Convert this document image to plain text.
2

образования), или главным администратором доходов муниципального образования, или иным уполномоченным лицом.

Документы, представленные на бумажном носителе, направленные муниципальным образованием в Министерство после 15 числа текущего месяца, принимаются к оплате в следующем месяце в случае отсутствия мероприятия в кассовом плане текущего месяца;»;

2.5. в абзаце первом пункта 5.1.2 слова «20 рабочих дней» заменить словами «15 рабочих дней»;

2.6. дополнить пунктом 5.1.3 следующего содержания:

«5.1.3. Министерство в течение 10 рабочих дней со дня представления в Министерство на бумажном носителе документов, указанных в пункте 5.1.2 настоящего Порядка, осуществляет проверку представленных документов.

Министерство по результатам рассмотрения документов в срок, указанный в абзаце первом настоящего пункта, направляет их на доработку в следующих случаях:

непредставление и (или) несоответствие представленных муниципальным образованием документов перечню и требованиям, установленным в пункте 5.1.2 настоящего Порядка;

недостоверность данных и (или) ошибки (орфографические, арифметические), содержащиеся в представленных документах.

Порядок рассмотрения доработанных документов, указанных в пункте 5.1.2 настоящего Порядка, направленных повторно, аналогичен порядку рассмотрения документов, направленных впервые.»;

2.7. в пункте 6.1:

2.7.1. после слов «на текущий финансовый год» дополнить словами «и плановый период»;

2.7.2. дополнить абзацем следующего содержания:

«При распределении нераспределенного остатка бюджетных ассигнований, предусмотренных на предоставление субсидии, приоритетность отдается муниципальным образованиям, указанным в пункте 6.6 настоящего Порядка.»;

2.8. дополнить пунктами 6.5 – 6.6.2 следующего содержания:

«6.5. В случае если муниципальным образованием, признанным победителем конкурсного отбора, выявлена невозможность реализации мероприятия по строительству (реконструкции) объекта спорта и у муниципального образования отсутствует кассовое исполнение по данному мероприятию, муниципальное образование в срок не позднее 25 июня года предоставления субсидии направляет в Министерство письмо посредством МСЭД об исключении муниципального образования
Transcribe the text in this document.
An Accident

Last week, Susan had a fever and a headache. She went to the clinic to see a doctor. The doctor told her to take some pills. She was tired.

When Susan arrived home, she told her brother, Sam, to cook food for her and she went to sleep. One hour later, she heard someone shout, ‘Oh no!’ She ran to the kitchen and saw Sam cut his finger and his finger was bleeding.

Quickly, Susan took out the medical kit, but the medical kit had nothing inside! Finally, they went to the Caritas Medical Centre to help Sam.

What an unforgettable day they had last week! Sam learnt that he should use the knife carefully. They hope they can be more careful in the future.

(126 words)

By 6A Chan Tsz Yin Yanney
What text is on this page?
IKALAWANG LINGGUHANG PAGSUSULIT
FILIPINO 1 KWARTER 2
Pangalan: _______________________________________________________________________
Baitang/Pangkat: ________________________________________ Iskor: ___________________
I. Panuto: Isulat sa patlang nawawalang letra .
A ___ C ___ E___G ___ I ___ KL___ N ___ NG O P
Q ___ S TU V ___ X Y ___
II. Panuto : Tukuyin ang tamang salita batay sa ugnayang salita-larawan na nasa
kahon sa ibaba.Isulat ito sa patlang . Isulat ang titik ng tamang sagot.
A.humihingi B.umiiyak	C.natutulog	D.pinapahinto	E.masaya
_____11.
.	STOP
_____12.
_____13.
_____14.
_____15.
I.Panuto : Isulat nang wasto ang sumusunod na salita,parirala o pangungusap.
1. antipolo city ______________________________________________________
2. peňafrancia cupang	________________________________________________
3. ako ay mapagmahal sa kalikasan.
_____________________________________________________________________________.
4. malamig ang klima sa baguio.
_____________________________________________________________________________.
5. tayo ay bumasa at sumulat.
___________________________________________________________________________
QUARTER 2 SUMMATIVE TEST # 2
= = = = =
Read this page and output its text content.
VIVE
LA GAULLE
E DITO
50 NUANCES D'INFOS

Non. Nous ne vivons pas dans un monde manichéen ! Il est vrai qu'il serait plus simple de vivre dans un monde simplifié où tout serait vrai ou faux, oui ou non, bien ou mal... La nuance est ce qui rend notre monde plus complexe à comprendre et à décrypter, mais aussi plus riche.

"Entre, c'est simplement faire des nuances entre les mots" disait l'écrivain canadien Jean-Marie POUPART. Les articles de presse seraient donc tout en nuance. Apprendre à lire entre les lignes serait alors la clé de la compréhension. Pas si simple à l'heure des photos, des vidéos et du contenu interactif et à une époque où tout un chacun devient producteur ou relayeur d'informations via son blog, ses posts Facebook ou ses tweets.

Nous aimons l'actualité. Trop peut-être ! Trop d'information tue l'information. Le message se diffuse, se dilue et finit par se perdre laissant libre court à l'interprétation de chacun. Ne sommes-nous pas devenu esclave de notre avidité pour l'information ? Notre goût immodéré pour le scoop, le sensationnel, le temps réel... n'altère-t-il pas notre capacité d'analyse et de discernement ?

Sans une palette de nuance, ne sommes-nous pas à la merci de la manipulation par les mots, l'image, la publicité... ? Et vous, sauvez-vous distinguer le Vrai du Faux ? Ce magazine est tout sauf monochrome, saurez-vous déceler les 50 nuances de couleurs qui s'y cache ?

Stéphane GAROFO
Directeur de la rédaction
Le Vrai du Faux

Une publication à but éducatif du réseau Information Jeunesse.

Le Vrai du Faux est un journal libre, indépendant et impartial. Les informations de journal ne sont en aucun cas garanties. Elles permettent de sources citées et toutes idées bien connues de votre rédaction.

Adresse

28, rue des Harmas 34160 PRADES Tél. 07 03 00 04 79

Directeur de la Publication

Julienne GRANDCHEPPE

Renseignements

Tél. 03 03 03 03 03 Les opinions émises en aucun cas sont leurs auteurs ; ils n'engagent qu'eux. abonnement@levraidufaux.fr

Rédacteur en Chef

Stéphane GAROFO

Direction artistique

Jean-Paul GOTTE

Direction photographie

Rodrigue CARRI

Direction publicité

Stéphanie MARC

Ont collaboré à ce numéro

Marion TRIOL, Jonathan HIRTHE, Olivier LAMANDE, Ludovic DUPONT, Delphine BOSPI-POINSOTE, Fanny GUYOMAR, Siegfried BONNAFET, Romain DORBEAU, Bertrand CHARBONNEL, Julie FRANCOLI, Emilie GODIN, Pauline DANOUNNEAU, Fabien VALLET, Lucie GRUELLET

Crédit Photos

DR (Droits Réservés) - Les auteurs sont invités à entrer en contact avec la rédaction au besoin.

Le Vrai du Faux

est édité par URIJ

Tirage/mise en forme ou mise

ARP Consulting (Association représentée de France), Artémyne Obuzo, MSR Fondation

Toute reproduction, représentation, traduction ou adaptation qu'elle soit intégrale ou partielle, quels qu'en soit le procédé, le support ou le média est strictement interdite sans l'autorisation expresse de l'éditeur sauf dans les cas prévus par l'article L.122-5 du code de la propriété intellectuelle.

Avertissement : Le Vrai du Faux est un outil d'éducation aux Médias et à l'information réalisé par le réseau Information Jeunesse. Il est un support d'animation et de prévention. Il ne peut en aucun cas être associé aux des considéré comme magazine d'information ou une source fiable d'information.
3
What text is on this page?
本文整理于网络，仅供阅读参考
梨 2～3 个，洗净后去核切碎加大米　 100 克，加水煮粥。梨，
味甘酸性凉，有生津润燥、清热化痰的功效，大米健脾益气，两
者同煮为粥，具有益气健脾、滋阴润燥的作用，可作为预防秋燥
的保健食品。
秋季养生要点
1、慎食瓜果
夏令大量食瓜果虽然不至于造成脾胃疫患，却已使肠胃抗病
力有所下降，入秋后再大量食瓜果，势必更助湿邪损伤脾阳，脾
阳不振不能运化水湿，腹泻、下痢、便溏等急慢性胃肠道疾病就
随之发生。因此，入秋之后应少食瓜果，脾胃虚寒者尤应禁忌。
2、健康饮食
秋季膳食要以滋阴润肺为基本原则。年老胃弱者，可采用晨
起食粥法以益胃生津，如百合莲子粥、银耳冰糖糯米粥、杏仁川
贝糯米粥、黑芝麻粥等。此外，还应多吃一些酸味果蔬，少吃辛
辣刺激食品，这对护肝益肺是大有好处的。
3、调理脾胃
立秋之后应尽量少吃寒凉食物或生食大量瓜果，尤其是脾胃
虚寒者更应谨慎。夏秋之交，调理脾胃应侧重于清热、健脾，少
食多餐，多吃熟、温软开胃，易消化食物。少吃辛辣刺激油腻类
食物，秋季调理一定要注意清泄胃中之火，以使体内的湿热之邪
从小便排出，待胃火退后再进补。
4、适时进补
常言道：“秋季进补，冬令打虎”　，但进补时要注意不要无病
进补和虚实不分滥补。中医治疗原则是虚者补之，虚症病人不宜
= = = = =
= Goal =
Go through the data and gather every line that holds "salita".

= Response =
II. Panuto : Tukuyin ang tamang salita batay sa ugnayang salita-larawan na nasa
I.Panuto : Isulat nang wasto ang sumusunod na salita,parirala o pangungusap.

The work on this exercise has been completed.